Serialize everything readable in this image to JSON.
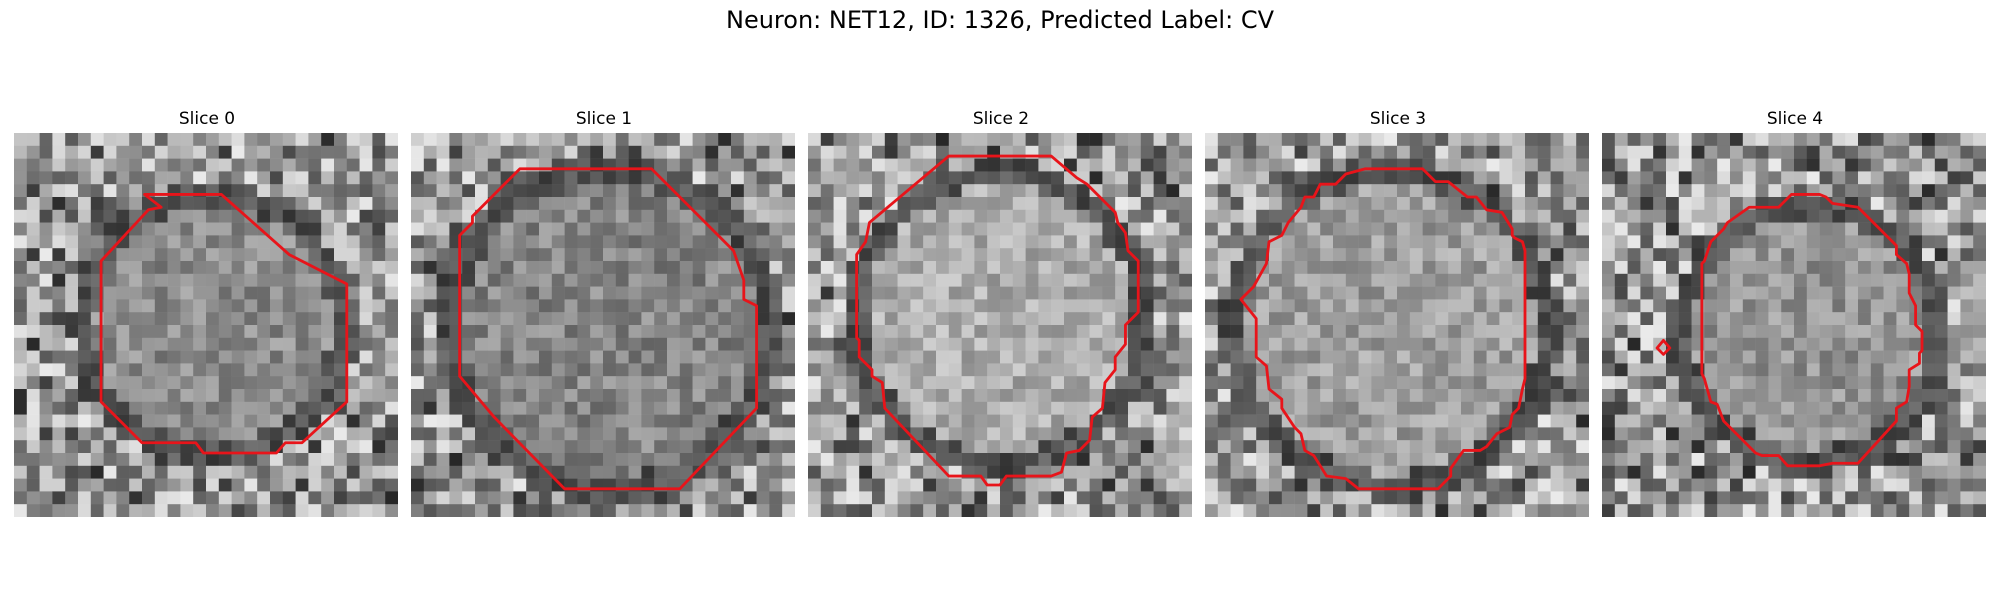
{
  "figure": {
    "title": "Neuron: NET12, ID: 1326, Predicted Label: CV"
  },
  "contour_color": "#e8141a",
  "colormap": "grayscale",
  "slices": [
    {
      "title": "Slice 0"
    },
    {
      "title": "Slice 1"
    },
    {
      "title": "Slice 2"
    },
    {
      "title": "Slice 3"
    },
    {
      "title": "Slice 4"
    }
  ]
}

- - - -

Written problem: All lines in the data that contain the word "title" should be copied.

Result:
    "title": "Neuron: NET12, ID: 1326, Predicted Label: CV"
      "title": "Slice 0"
      "title": "Slice 1"
      "title": "Slice 2"
      "title": "Slice 3"
      "title": "Slice 4"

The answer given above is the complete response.